What you are asked to do
Write the listing below out again exactly, dropping the images.

Dataset extract
^^^^
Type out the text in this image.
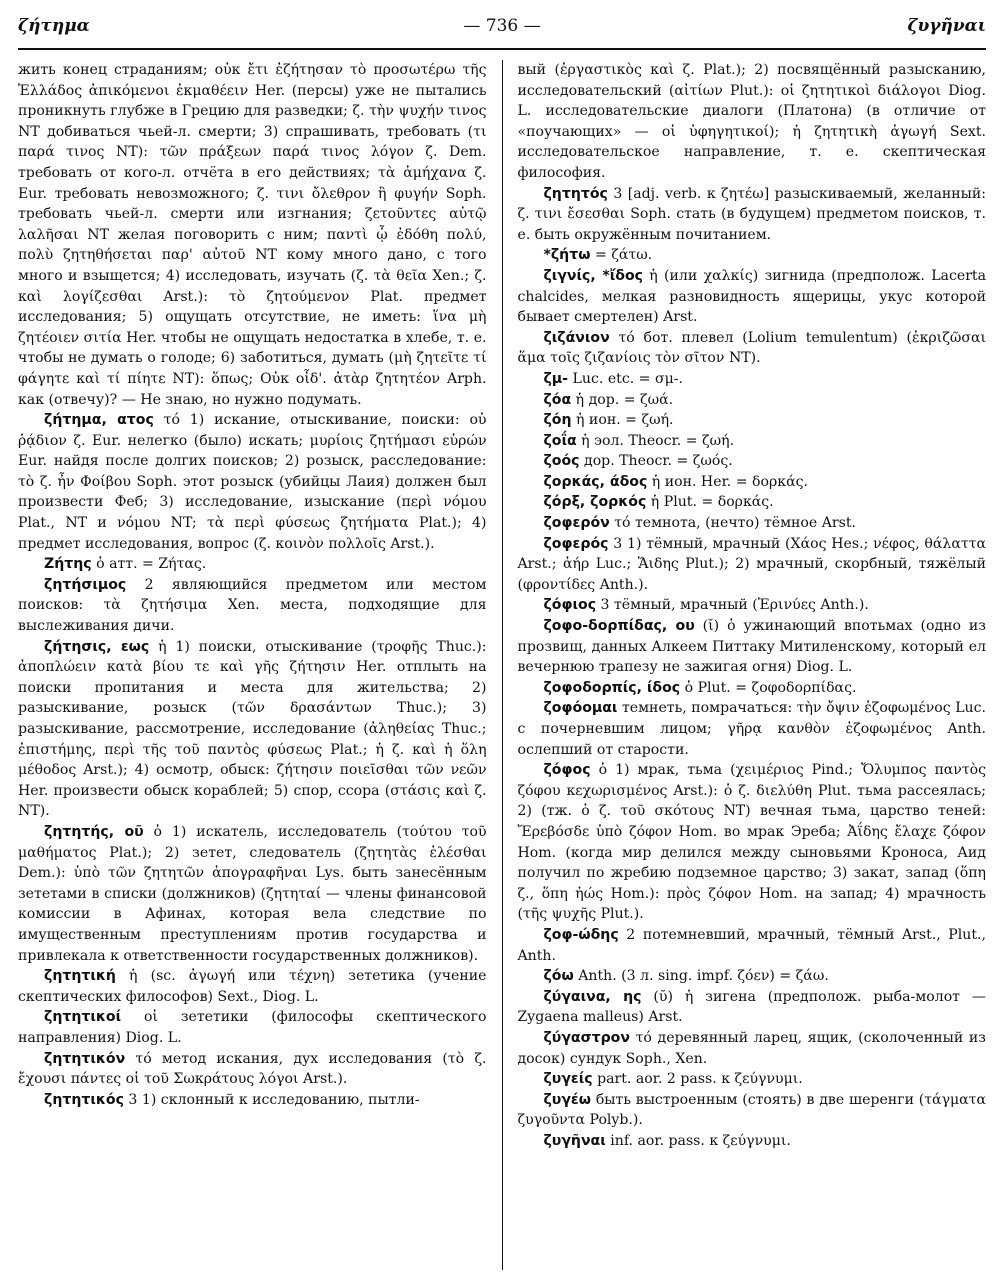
ζήτημα	— 736 —	ζυγῆναι

жить конец страданиям; οὐκ ἔτι ἐζήτησαν τὸ προσωτέρω τῆς Ἑλλάδος ἀπικόμενοι ἐκμαθέειν Her. (персы) уже не пытались проникнуть глубже в Грецию для разведки; ζ. τὴν ψυχήν τινος NT добиваться чьей-л. смерти; 3) спрашивать, требовать (τι παρά τινος NT): τῶν πράξεων παρά τινος λόγον ζ. Dem. требовать от кого-л. отчёта в его действиях; τὰ ἀμήχανα ζ. Eur. требовать невозможного; ζ. τινι ὄλεθρον ἢ φυγήν Soph. требовать чьей-л. смерти или изгнания; ζετοῦντες αὐτῷ λαλῆσαι NT желая поговорить с ним; παντὶ ᾧ ἐδόθη πολύ, πολὺ ζητηθήσεται παρ' αὐτοῦ NT кому много дано, с того много и взыщется; 4) исследовать, изучать (ζ. τὰ θεῖα Xen.; ζ. καὶ λογίζεσθαι Arst.): τὸ ζητούμενον Plat. предмет исследования; 5) ощущать отсутствие, не иметь: ἵνα μὴ ζητέοιεν σιτία Her. чтобы не ощущать недостатка в хлебе, т. е. чтобы не думать о голоде; 6) заботиться, думать (μὴ ζητεῖτε τί φάγητε καὶ τί πίητε NT): ὅπως; Οὐκ οἶδ'. ἀτὰρ ζητητέον Arph. как (отвечу)? — Не знаю, но нужно подумать.

ζήτημα, ατος τό 1) искание, отыскивание, поиски: οὐ ῥᾴδιον ζ. Eur. нелегко (было) искать; μυρίοις ζητήμασι εὑρών Eur. найдя после долгих поисков; 2) розыск, расследование: τὸ ζ. ἦν Φοίβου Soph. этот розыск (убийцы Лаия) должен был произвести Феб; 3) исследование, изыскание (περὶ νόμου Plat., NT и νόμου NT; τὰ περὶ φύσεως ζητήματα Plat.); 4) предмет исследования, вопрос (ζ. κοινὸν πολλοῖς Arst.).

Ζήτης ὁ атт. = Ζήτας.

ζητήσιμος 2 являющийся предметом или местом поисков: τὰ ζητήσιμα Xen. места, подходящие для выслеживания дичи.

ζήτησις, εως ἡ 1) поиски, отыскивание (τροφῆς Thuc.): ἀποπλώειν κατὰ βίου τε καὶ γῆς ζήτησιν Her. отплыть на поиски пропитания и места для жительства; 2) разыскивание, розыск (τῶν δρασάντων Thuc.); 3) разыскивание, рассмотрение, исследование (ἀληθείας Thuc.; ἐπιστήμης, περὶ τῆς τοῦ παντὸς φύσεως Plat.; ἡ ζ. καὶ ἡ ὅλη μέθοδος Arst.); 4) осмотр, обыск: ζήτησιν ποιεῖσθαι τῶν νεῶν Her. произвести обыск кораблей; 5) спор, ссора (στάσις καὶ ζ. NT).

ζητητής, οῦ ὁ 1) искатель, исследователь (τούτου τοῦ μαθήματος Plat.); 2) зетет, следователь (ζητητὰς ἑλέσθαι Dem.): ὑπὸ τῶν ζητητῶν ἀπογραφῆναι Lys. быть занесённым зететами в списки (должников) (ζητηταί — члены финансовой комиссии в Афинах, которая вела следствие по имущественным преступлениям против государства и привлекала к ответственности государственных должников).

ζητητική ἡ (sc. ἀγωγή или τέχνη) зететика (учение скептических философов) Sext., Diog. L.

ζητητικοί οἱ зететики (философы скептического направления) Diog. L.

ζητητικόν τό метод искания, дух исследования (τὸ ζ. ἔχουσι πάντες οἱ τοῦ Σωκράτους λόγοι Arst.).

ζητητικός 3 1) склонный к исследованию, пытли-

вый (ἐργαστικὸς καὶ ζ. Plat.); 2) посвящённый разысканию, исследовательский (αἰτίων Plut.): οἱ ζητητικοὶ διάλογοι Diog. L. исследовательские диалоги (Платона) (в отличие от «поучающих» — οἱ ὑφηγητικοί); ἡ ζητητικὴ ἀγωγή Sext. исследовательское направление, т. е. скептическая философия.

ζητητός 3 [adj. verb. к ζητέω] разыскиваемый, желанный: ζ. τινι ἔσεσθαι Soph. стать (в будущем) предметом поисков, т. е. быть окружённым почитанием.

*ζήτω = ζάτω.

ζιγνίς, *ἴδος ἡ (или χαλκίς) зигнида (предполож. Lacerta chalcides, мелкая разновидность ящерицы, укус которой бывает смертелен) Arst.

ζιζάνιον τό бот. плевел (Lolium temulentum) (ἐκριζῶσαι ἅμα τοῖς ζιζανίοις τὸν σῖτον NT).

ζμ- Luc. etc. = σμ-.

ζόα ἡ дор. = ζωά.

ζόη ἡ ион. = ζωή.

ζοΐα ἡ эол. Theocr. = ζωή.

ζοός дор. Theocr. = ζωός.

ζορκάς, άδος ἡ ион. Her. = δορκάς.

ζόρξ, ζορκός ἡ Plut. = δορκάς.

ζοφερόν τό темнота, (нечто) тёмное Arst.

ζοφερός 3 1) тёмный, мрачный (Χάος Hes.; νέφος, θάλαττα Arst.; ἀήρ Luc.; Ἅιδης Plut.); 2) мрачный, скорбный, тяжёлый (φροντίδες Anth.).

ζόφιος 3 тёмный, мрачный (Ἐρινύες Anth.).

ζοφο-δορπίδας, ου (ῐ) ὁ ужинающий впотьмах (одно из прозвищ, данных Алкеем Питтаку Митиленскому, который ел вечернюю трапезу не зажигая огня) Diog. L.

ζοφοδορπίς, ίδος ὁ Plut. = ζοφοδορπίδας.

ζοφόομαι темнеть, помрачаться: τὴν ὄψιν ἐζοφωμένος Luc. с почерневшим лицом; γῆρᾳ κανθὸν ἐζοφωμένος Anth. ослепший от старости.

ζόφος ὁ 1) мрак, тьма (χειμέριος Pind.; Ὄλυμπος παντὸς ζόφου κεχωρισμένος Arst.): ὁ ζ. διελύθη Plut. тьма рассеялась; 2) (тж. ὁ ζ. τοῦ σκότους NT) вечная тьма, царство теней: Ἔρεβόσδε ὑπὸ ζόφον Hom. во мрак Эреба; Ἀΐδης ἔλαχε ζόφον Hom. (когда мир делился между сыновьями Кроноса, Аид получил по жребию подземное царство; 3) закат, запад (ὅπη ζ., ὅπη ἠώς Hom.): πρὸς ζόφον Hom. на запад; 4) мрачность (τῆς ψυχῆς Plut.).

ζοφ-ώδης 2 потемневший, мрачный, тёмный Arst., Plut., Anth.

ζόω Anth. (3 л. sing. impf. ζόεν) = ζάω.

ζύγαινα, ης (ῠ) ἡ зигена (предполож. рыба-молот — Zygaena malleus) Arst.

ζύγαστρον τό деревянный ларец, ящик, (сколоченный из досок) сундук Soph., Xen.

ζυγείς part. aor. 2 pass. к ζεύγνυμι.

ζυγέω быть выстроенным (стоять) в две шеренги (τάγματα ζυγοῦντα Polyb.).

ζυγῆναι inf. aor. pass. к ζεύγνυμι.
^^^^
Reply
Type out the text in this image.
ζήτημα	— 736 —	ζυγῆναι

жить конец страданиям; οὐκ ἔτι ἐζήτησαν τὸ προσωτέρω τῆς Ἑλλάδος ἀπικόμενοι ἐκμαθέειν Her. (персы) уже не пытались проникнуть глубже в Грецию для разведки; ζ. τὴν ψυχήν τινος NT добиваться чьей-л. смерти; 3) спрашивать, требовать (τι παρά τινος NT): τῶν πράξεων παρά τινος λόγον ζ. Dem. требовать от кого-л. отчёта в его действиях; τὰ ἀμήχανα ζ. Eur. требовать невозможного; ζ. τινι ὄλεθρον ἢ φυγήν Soph. требовать чьей-л. смерти или изгнания; ζετοῦντες αὐτῷ λαλῆσαι NT желая поговорить с ним; παντὶ ᾧ ἐδόθη πολύ, πολὺ ζητηθήσεται παρ' αὐτοῦ NT кому много дано, с того много и взыщется; 4) исследовать, изучать (ζ. τὰ θεῖα Xen.; ζ. καὶ λογίζεσθαι Arst.): τὸ ζητούμενον Plat. предмет исследования; 5) ощущать отсутствие, не иметь: ἵνα μὴ ζητέοιεν σιτία Her. чтобы не ощущать недостатка в хлебе, т. е. чтобы не думать о голоде; 6) заботиться, думать (μὴ ζητεῖτε τί φάγητε καὶ τί πίητε NT): ὅπως; Οὐκ οἶδ'. ἀτὰρ ζητητέον Arph. как (отвечу)? — Не знаю, но нужно подумать.

ζήτημα, ατος τό 1) искание, отыскивание, поиски: οὐ ῥᾴδιον ζ. Eur. нелегко (было) искать; μυρίοις ζητήμασι εὑρών Eur. найдя после долгих поисков; 2) розыск, расследование: τὸ ζ. ἦν Φοίβου Soph. этот розыск (убийцы Лаия) должен был произвести Феб; 3) исследование, изыскание (περὶ νόμου Plat., NT и νόμου NT; τὰ περὶ φύσεως ζητήματα Plat.); 4) предмет исследования, вопрос (ζ. κοινὸν πολλοῖς Arst.).

Ζήτης ὁ атт. = Ζήτας.

ζητήσιμος 2 являющийся предметом или местом поисков: τὰ ζητήσιμα Xen. места, подходящие для выслеживания дичи.

ζήτησις, εως ἡ 1) поиски, отыскивание (τροφῆς Thuc.): ἀποπλώειν κατὰ βίου τε καὶ γῆς ζήτησιν Her. отплыть на поиски пропитания и места для жительства; 2) разыскивание, розыск (τῶν δρασάντων Thuc.); 3) разыскивание, рассмотрение, исследование (ἀληθείας Thuc.; ἐπιστήμης, περὶ τῆς τοῦ παντὸς φύσεως Plat.; ἡ ζ. καὶ ἡ ὅλη μέθοδος Arst.); 4) осмотр, обыск: ζήτησιν ποιεῖσθαι τῶν νεῶν Her. произвести обыск кораблей; 5) спор, ссора (στάσις καὶ ζ. NT).

ζητητής, οῦ ὁ 1) искатель, исследователь (τούτου τοῦ μαθήματος Plat.); 2) зетет, следователь (ζητητὰς ἑλέσθαι Dem.): ὑπὸ τῶν ζητητῶν ἀπογραφῆναι Lys. быть занесённым зететами в списки (должников) (ζητηταί — члены финансовой комиссии в Афинах, которая вела следствие по имущественным преступлениям против государства и привлекала к ответственности государственных должников).

ζητητική ἡ (sc. ἀγωγή или τέχνη) зететика (учение скептических философов) Sext., Diog. L.

ζητητικοί οἱ зететики (философы скептического направления) Diog. L.

ζητητικόν τό метод искания, дух исследования (τὸ ζ. ἔχουσι πάντες οἱ τοῦ Σωκράτους λόγοι Arst.).

ζητητικός 3 1) склонный к исследованию, пытли-

вый (ἐργαστικὸς καὶ ζ. Plat.); 2) посвящённый разысканию, исследовательский (αἰτίων Plut.): οἱ ζητητικοὶ διάλογοι Diog. L. исследовательские диалоги (Платона) (в отличие от «поучающих» — οἱ ὑφηγητικοί); ἡ ζητητικὴ ἀγωγή Sext. исследовательское направление, т. е. скептическая философия.

ζητητός 3 [adj. verb. к ζητέω] разыскиваемый, желанный: ζ. τινι ἔσεσθαι Soph. стать (в будущем) предметом поисков, т. е. быть окружённым почитанием.

*ζήτω = ζάτω.

ζιγνίς, *ἴδος ἡ (или χαλκίς) зигнида (предполож. Lacerta chalcides, мелкая разновидность ящерицы, укус которой бывает смертелен) Arst.

ζιζάνιον τό бот. плевел (Lolium temulentum) (ἐκριζῶσαι ἅμα τοῖς ζιζανίοις τὸν σῖτον NT).

ζμ- Luc. etc. = σμ-.

ζόα ἡ дор. = ζωά.

ζόη ἡ ион. = ζωή.

ζοΐα ἡ эол. Theocr. = ζωή.

ζοός дор. Theocr. = ζωός.

ζορκάς, άδος ἡ ион. Her. = δορκάς.

ζόρξ, ζορκός ἡ Plut. = δορκάς.

ζοφερόν τό темнота, (нечто) тёмное Arst.

ζοφερός 3 1) тёмный, мрачный (Χάος Hes.; νέφος, θάλαττα Arst.; ἀήρ Luc.; Ἅιδης Plut.); 2) мрачный, скорбный, тяжёлый (φροντίδες Anth.).

ζόφιος 3 тёмный, мрачный (Ἐρινύες Anth.).

ζοφο-δορπίδας, ου (ῐ) ὁ ужинающий впотьмах (одно из прозвищ, данных Алкеем Питтаку Митиленскому, который ел вечернюю трапезу не зажигая огня) Diog. L.

ζοφοδορπίς, ίδος ὁ Plut. = ζοφοδορπίδας.

ζοφόομαι темнеть, помрачаться: τὴν ὄψιν ἐζοφωμένος Luc. с почерневшим лицом; γῆρᾳ κανθὸν ἐζοφωμένος Anth. ослепший от старости.

ζόφος ὁ 1) мрак, тьма (χειμέριος Pind.; Ὄλυμπος παντὸς ζόφου κεχωρισμένος Arst.): ὁ ζ. διελύθη Plut. тьма рассеялась; 2) (тж. ὁ ζ. τοῦ σκότους NT) вечная тьма, царство теней: Ἔρεβόσδε ὑπὸ ζόφον Hom. во мрак Эреба; Ἀΐδης ἔλαχε ζόφον Hom. (когда мир делился между сыновьями Кроноса, Аид получил по жребию подземное царство; 3) закат, запад (ὅπη ζ., ὅπη ἠώς Hom.): πρὸς ζόφον Hom. на запад; 4) мрачность (τῆς ψυχῆς Plut.).

ζοφ-ώδης 2 потемневший, мрачный, тёмный Arst., Plut., Anth.

ζόω Anth. (3 л. sing. impf. ζόεν) = ζάω.

ζύγαινα, ης (ῠ) ἡ зигена (предполож. рыба-молот — Zygaena malleus) Arst.

ζύγαστρον τό деревянный ларец, ящик, (сколоченный из досок) сундук Soph., Xen.

ζυγείς part. aor. 2 pass. к ζεύγνυμι.

ζυγέω быть выстроенным (стоять) в две шеренги (τάγματα ζυγοῦντα Polyb.).

ζυγῆναι inf. aor. pass. к ζεύγνυμι.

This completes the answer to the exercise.